## Start Extracted information
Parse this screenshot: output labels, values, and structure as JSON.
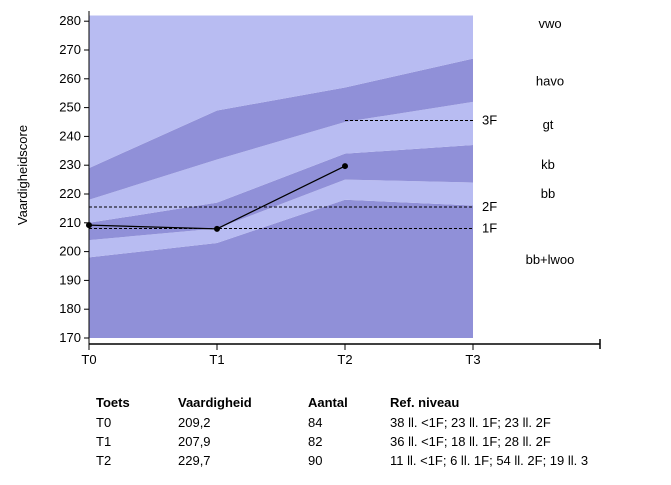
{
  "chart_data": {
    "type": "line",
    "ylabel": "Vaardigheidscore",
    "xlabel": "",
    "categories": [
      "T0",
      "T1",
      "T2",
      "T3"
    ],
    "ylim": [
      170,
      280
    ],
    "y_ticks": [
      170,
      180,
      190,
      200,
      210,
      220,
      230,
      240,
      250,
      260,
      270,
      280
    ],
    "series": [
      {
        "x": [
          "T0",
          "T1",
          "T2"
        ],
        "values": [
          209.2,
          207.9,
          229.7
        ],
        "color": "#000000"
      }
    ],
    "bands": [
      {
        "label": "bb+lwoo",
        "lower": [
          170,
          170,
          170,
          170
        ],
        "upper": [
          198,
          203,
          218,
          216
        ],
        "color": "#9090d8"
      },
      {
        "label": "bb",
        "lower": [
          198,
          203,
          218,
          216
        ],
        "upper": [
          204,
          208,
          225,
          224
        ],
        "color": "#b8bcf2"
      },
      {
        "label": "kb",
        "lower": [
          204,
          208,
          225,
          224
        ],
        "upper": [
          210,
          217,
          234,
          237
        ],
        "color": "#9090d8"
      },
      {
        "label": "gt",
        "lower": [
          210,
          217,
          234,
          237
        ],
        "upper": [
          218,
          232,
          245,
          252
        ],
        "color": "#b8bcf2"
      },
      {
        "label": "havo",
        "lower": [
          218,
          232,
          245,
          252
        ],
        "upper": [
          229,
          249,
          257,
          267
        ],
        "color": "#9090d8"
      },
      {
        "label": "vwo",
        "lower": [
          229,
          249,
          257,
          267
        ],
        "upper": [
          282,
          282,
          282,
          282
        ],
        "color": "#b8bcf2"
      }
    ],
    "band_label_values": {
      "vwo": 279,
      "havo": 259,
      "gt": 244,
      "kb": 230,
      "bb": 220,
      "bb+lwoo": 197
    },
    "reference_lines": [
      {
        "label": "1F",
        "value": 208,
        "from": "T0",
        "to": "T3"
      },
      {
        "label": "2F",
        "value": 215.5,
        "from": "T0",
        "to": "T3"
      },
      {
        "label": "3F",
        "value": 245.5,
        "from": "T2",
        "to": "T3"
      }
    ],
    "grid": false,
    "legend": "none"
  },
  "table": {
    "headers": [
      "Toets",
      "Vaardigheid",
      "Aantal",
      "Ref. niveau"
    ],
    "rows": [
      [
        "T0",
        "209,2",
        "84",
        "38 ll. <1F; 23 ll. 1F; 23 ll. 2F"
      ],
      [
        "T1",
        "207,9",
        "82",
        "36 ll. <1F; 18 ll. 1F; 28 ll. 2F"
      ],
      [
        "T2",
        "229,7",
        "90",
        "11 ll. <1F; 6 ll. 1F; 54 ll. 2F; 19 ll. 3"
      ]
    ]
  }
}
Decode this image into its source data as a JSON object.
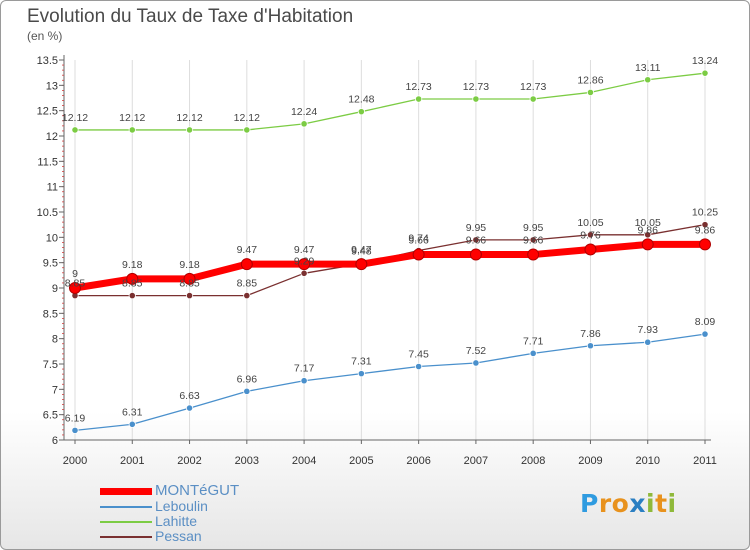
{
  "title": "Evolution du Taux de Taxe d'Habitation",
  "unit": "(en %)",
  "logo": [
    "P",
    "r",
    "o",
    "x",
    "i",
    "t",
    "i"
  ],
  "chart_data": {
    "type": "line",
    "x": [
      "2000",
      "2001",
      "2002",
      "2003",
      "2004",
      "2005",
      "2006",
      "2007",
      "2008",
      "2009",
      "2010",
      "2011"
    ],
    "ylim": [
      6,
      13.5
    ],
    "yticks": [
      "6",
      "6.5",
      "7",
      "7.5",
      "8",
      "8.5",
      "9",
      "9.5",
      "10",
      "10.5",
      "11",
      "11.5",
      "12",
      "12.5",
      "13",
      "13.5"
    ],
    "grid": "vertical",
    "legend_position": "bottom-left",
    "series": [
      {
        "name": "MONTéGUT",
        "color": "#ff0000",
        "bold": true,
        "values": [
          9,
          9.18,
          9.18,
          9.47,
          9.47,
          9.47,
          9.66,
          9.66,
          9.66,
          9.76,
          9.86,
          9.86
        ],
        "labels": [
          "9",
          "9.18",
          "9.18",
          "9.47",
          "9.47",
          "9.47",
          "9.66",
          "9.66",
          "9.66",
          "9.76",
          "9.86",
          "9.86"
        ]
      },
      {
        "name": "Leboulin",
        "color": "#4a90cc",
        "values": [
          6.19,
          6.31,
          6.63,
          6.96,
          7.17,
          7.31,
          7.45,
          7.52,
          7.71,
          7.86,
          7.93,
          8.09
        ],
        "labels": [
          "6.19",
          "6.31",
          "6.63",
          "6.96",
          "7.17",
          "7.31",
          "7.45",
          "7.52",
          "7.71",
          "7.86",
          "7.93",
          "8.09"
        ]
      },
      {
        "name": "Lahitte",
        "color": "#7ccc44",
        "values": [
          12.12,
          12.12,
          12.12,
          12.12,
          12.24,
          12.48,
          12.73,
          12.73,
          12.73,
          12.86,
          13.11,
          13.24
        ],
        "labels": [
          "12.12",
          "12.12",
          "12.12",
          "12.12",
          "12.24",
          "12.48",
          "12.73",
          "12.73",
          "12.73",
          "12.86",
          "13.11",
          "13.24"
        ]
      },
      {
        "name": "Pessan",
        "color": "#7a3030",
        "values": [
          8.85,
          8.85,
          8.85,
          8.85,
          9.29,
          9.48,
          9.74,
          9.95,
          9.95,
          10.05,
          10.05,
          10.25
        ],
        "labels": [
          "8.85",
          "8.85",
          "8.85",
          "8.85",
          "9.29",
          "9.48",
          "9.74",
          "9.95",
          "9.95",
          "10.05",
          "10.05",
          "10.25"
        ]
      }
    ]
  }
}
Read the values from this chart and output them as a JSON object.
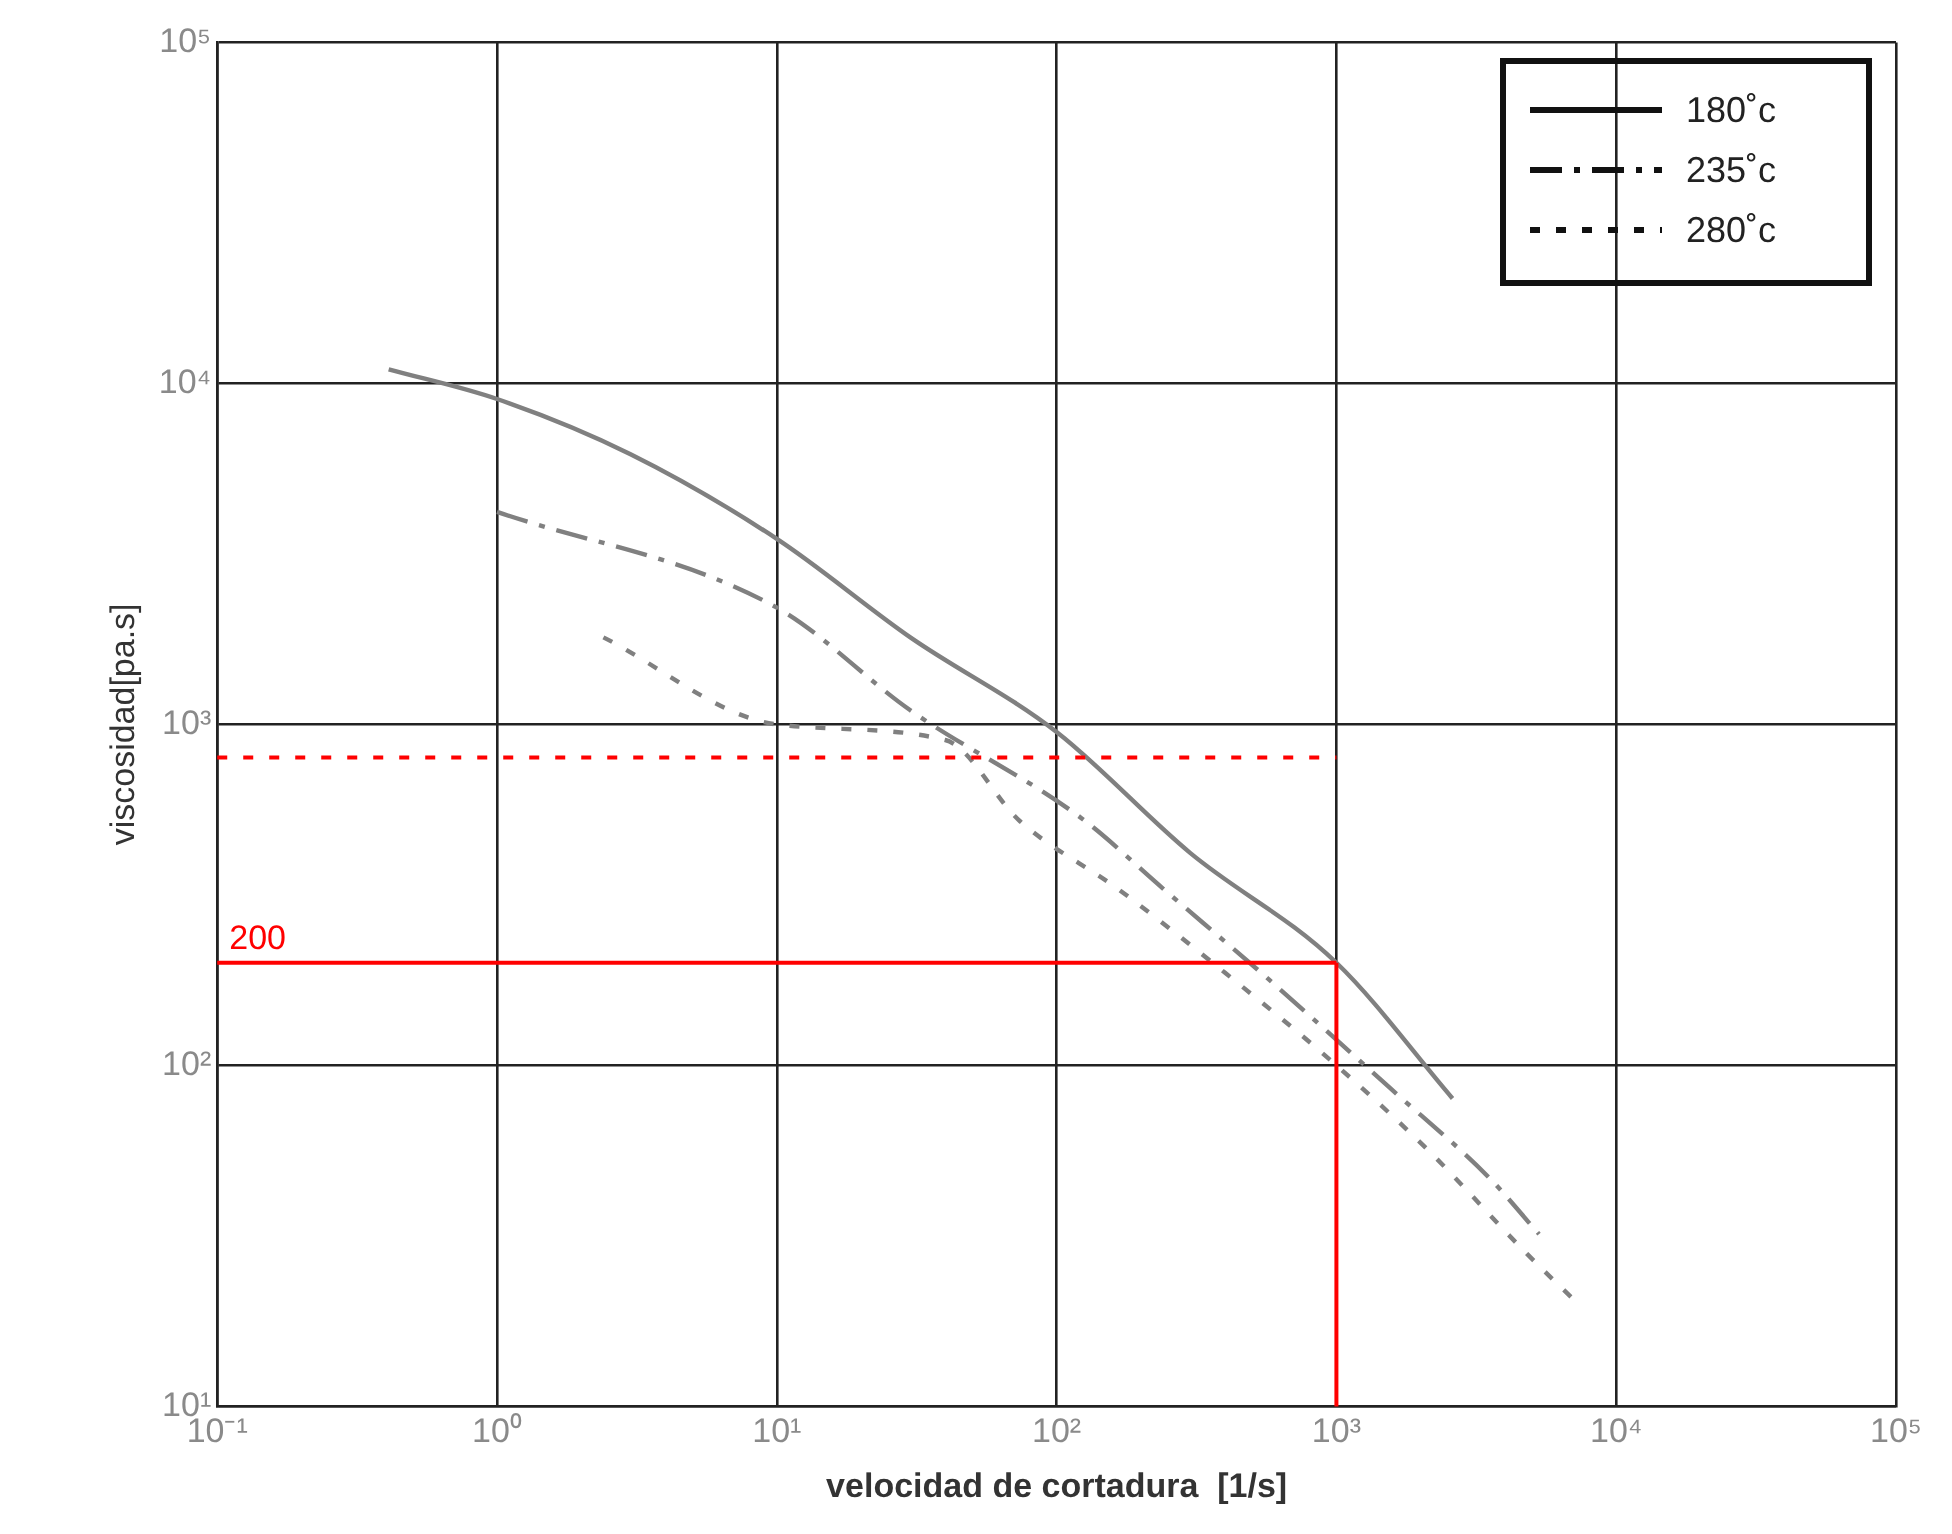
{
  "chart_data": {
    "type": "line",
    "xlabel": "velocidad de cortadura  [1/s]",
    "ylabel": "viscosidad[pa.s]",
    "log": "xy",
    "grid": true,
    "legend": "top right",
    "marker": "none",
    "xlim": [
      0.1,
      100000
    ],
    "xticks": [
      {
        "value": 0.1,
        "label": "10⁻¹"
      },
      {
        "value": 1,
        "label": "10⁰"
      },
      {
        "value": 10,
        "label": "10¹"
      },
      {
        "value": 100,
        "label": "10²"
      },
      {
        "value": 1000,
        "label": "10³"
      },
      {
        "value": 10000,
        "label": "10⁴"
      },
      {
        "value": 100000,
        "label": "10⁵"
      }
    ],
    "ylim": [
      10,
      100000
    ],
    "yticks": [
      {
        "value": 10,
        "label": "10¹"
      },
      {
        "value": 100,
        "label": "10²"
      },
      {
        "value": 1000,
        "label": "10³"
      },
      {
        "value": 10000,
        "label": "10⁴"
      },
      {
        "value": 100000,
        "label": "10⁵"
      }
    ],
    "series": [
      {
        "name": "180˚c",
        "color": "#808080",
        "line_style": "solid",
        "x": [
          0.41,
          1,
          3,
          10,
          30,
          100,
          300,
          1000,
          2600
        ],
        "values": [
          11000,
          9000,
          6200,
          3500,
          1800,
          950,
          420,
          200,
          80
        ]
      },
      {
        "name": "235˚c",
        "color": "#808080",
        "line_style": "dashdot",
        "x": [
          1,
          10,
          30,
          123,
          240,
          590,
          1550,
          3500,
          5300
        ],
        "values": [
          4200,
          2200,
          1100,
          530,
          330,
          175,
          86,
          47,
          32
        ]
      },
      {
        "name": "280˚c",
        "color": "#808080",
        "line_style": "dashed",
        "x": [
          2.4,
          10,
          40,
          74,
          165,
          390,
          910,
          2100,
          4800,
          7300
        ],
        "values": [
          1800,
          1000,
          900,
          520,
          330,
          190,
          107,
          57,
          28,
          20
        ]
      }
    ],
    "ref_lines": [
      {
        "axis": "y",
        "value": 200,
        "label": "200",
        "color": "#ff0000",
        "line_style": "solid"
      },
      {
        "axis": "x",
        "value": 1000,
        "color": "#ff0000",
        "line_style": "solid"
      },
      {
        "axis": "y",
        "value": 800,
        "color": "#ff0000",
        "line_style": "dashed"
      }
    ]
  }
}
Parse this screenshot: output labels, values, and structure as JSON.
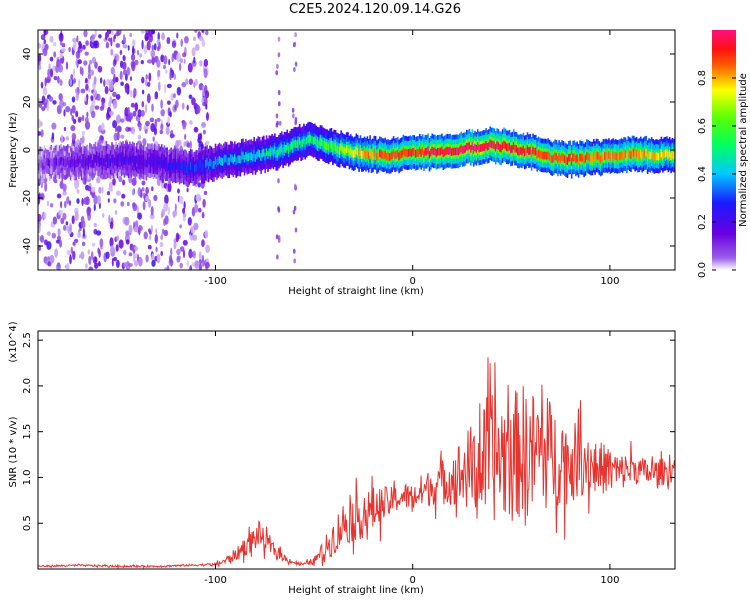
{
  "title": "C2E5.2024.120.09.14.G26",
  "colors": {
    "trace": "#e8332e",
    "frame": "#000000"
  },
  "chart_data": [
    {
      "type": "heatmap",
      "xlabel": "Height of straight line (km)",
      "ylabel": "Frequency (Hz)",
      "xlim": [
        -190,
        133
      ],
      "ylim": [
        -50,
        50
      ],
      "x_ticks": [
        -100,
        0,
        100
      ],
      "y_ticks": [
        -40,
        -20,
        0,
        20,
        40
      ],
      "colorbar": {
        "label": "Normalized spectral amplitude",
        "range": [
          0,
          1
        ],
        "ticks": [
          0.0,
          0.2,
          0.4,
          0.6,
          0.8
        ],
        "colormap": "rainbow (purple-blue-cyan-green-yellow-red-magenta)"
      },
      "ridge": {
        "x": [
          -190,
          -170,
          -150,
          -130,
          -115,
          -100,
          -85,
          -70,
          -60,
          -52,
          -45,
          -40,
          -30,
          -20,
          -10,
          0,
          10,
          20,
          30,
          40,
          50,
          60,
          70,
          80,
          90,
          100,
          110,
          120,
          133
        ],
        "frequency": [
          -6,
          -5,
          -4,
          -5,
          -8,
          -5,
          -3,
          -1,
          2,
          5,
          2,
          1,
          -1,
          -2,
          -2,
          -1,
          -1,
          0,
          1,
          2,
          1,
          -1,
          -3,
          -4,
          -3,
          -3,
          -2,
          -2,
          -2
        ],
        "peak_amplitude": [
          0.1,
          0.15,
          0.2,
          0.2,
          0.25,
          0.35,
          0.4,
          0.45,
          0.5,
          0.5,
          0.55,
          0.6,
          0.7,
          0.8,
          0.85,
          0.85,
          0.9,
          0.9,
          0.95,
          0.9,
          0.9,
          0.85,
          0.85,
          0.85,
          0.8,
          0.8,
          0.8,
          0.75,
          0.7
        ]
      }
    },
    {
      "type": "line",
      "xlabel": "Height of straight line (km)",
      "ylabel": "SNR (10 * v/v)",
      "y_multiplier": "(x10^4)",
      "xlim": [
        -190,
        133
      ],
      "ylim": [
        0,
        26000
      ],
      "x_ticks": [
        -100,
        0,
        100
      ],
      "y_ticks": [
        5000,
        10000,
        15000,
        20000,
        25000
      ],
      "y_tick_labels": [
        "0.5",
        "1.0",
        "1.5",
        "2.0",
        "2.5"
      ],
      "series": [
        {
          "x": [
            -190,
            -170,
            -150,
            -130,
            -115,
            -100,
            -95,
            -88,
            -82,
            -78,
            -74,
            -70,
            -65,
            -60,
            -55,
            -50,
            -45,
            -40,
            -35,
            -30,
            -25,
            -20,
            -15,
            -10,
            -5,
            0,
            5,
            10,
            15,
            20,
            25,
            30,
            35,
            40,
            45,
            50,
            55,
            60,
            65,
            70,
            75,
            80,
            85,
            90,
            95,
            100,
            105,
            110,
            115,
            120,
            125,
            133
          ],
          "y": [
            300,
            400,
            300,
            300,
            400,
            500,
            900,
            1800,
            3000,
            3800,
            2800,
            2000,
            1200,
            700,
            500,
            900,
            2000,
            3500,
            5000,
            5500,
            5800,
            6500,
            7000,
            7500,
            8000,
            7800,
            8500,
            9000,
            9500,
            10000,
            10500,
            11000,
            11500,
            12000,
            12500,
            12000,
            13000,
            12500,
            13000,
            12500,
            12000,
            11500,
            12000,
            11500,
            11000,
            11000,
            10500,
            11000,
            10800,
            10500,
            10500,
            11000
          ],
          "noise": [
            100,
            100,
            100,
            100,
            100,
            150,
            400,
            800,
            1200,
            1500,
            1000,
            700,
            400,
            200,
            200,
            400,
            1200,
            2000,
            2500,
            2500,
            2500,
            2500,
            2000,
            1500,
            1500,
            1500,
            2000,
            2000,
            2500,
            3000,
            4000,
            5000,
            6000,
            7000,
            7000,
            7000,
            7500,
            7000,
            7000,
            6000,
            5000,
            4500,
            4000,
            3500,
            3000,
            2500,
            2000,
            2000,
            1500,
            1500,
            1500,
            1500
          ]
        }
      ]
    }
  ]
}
## End Extracted information
What is expected = Pull out all lines of the data with the string "JSON".

Response to the exercise =
Parse this screenshot: output labels, values, and structure as JSON.
Decode this image into its source data as a JSON object.
Read the values from this chart and output them as a JSON object.
Parse this screenshot: output labels, values, and structure as JSON.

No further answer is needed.